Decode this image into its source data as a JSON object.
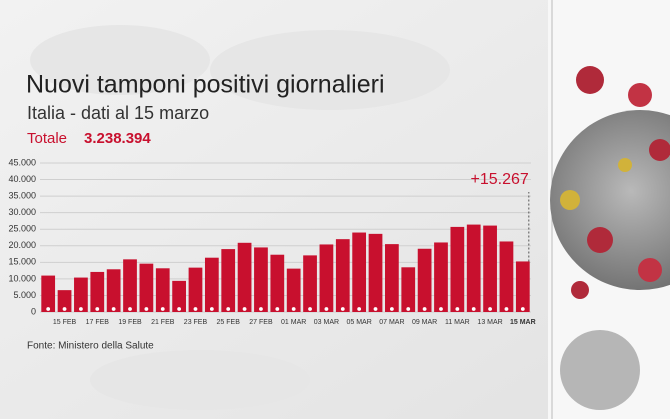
{
  "chart_data": {
    "type": "bar",
    "title": "Nuovi tamponi positivi giornalieri",
    "subtitle": "Italia - dati al 15 marzo",
    "total_label": "Totale",
    "total_value": "3.238.394",
    "source": "Fonte: Ministero della Salute",
    "categories": [
      null,
      "15 FEB",
      null,
      "17 FEB",
      null,
      "19 FEB",
      null,
      "21 FEB",
      null,
      "23 FEB",
      null,
      "25 FEB",
      null,
      "27 FEB",
      null,
      "01 MAR",
      null,
      "03 MAR",
      null,
      "05 MAR",
      null,
      "07 MAR",
      null,
      "09 MAR",
      null,
      "11 MAR",
      null,
      "13 MAR",
      null,
      "15 MAR"
    ],
    "values": [
      11000,
      6600,
      10400,
      12100,
      12900,
      15900,
      14600,
      13200,
      9400,
      13400,
      16400,
      19000,
      20900,
      19500,
      17300,
      13100,
      17100,
      20400,
      22000,
      24000,
      23600,
      20500,
      13500,
      19100,
      21000,
      25700,
      26400,
      26100,
      21300,
      15267
    ],
    "value_labels": [
      null,
      null,
      null,
      null,
      null,
      null,
      null,
      null,
      null,
      null,
      null,
      null,
      null,
      null,
      null,
      null,
      null,
      null,
      null,
      null,
      null,
      null,
      null,
      null,
      null,
      null,
      null,
      null,
      null,
      "+15.267"
    ],
    "color": "#c8102e",
    "ylim": [
      0,
      45000
    ],
    "yticks": [
      {
        "value": 0,
        "label": "0"
      },
      {
        "value": 5000,
        "label": "5.000"
      },
      {
        "value": 10000,
        "label": "10.000"
      },
      {
        "value": 15000,
        "label": "15.000"
      },
      {
        "value": 20000,
        "label": "20.000"
      },
      {
        "value": 25000,
        "label": "25.000"
      },
      {
        "value": 30000,
        "label": "30.000"
      },
      {
        "value": 35000,
        "label": "35.000"
      },
      {
        "value": 40000,
        "label": "40.000"
      },
      {
        "value": 45000,
        "label": "45.000"
      }
    ],
    "grid": true
  }
}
______________________________
Work required | Each line above that holds the string "source" should be copied and shown.

Problem solution |
Decode this image into its source data as a JSON object.
    "source": "Fonte: Ministero della Salute",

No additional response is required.